#### REQUIRED WORK:
Select, from the data, each line where "date" occurs.

* begin EXERCISE MATERIAL *

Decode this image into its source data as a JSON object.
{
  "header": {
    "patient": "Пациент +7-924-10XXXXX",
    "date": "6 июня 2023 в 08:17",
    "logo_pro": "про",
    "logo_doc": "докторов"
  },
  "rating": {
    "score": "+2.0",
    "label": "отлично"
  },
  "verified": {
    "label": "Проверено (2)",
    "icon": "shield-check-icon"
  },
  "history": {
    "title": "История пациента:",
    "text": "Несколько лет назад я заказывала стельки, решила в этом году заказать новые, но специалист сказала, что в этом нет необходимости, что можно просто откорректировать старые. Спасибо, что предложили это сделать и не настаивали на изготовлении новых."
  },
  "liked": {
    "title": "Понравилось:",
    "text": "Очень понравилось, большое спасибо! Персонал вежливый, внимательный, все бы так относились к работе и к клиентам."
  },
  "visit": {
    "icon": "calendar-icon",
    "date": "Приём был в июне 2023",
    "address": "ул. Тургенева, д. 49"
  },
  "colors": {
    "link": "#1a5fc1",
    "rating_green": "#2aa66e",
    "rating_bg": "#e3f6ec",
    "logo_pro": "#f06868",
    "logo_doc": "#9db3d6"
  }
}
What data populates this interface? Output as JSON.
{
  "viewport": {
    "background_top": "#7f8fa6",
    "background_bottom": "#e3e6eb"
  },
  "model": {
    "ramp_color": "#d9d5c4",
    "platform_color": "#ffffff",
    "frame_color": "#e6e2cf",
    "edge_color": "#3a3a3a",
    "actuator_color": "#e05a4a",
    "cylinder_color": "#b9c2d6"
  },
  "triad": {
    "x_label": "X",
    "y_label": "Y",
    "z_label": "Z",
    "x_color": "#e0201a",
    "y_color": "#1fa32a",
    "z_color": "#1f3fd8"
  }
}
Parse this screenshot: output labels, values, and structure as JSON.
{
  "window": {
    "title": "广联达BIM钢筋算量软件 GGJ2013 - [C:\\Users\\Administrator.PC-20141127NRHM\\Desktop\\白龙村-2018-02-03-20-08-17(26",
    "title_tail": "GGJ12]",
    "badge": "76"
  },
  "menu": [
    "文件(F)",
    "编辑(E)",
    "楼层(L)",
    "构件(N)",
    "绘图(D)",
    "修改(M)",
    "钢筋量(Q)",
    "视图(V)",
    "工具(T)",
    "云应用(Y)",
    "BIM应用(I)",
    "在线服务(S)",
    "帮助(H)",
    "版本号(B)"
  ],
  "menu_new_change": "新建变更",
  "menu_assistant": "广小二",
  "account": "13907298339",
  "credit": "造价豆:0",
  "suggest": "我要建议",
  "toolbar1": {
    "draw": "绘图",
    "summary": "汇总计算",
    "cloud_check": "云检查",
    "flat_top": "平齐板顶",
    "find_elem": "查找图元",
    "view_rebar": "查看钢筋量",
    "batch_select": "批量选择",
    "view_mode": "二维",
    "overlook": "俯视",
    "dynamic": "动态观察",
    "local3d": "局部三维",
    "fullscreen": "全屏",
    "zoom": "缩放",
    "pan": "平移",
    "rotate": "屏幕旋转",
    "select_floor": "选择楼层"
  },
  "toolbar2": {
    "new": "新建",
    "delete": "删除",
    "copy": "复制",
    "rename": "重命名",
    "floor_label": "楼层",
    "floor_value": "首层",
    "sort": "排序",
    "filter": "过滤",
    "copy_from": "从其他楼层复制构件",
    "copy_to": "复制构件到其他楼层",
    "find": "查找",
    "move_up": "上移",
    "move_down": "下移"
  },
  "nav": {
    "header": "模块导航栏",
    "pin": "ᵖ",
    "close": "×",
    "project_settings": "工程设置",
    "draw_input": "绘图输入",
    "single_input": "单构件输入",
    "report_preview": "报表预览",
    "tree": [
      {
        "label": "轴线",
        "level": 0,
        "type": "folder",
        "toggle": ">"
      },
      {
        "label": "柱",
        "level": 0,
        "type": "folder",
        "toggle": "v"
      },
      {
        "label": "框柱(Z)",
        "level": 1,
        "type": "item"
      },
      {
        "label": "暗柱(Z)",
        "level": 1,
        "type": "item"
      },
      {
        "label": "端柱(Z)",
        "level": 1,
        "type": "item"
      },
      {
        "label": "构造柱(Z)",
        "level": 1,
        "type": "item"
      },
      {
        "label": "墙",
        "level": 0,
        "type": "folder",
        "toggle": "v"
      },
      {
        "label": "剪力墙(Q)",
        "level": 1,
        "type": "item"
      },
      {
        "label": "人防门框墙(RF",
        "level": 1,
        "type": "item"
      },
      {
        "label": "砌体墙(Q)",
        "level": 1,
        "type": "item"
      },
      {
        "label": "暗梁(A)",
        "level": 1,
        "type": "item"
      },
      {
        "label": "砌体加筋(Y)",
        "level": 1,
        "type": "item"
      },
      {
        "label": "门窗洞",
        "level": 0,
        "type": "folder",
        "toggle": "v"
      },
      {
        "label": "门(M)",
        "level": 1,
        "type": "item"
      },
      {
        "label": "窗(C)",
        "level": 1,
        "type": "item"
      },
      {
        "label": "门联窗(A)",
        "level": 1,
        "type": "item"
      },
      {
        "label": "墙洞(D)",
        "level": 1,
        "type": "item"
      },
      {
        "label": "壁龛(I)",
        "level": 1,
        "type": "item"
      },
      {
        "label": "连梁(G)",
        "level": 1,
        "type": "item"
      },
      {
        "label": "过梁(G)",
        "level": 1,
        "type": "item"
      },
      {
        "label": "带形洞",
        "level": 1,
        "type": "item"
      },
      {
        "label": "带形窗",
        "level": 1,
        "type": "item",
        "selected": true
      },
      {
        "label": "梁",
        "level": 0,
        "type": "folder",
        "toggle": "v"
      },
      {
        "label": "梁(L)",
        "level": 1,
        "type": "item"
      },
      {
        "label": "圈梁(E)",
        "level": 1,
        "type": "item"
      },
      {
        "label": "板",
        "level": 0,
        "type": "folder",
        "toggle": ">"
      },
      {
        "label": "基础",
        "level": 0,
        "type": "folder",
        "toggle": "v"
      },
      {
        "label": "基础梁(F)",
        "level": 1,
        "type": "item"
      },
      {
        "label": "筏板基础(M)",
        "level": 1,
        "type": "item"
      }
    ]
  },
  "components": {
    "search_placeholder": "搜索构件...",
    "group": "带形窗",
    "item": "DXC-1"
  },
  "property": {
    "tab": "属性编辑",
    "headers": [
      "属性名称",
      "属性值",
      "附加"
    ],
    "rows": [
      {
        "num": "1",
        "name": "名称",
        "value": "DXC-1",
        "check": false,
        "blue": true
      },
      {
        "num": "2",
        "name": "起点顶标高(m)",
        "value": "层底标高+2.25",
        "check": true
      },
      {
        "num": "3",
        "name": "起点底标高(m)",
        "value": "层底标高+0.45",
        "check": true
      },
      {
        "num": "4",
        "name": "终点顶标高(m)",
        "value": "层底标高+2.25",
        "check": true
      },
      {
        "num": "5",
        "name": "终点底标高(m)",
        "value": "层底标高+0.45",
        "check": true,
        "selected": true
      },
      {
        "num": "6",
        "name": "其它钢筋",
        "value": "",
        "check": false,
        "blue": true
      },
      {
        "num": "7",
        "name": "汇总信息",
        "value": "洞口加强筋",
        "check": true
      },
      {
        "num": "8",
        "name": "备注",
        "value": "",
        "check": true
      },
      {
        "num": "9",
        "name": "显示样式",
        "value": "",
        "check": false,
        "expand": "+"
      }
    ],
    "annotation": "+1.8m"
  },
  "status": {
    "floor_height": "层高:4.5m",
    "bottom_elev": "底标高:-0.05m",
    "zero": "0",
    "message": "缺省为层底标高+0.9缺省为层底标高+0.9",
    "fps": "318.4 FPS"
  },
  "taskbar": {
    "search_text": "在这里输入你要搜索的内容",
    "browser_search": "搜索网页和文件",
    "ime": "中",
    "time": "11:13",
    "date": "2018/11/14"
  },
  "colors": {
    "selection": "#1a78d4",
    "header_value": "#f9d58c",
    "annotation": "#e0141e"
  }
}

* end EXERCISE MATERIAL *

#### THE ANSWER:
    "date": "6 июня 2023 в 08:17",
    "date": "Приём был в июне 2023",
    "date": "2018/11/14"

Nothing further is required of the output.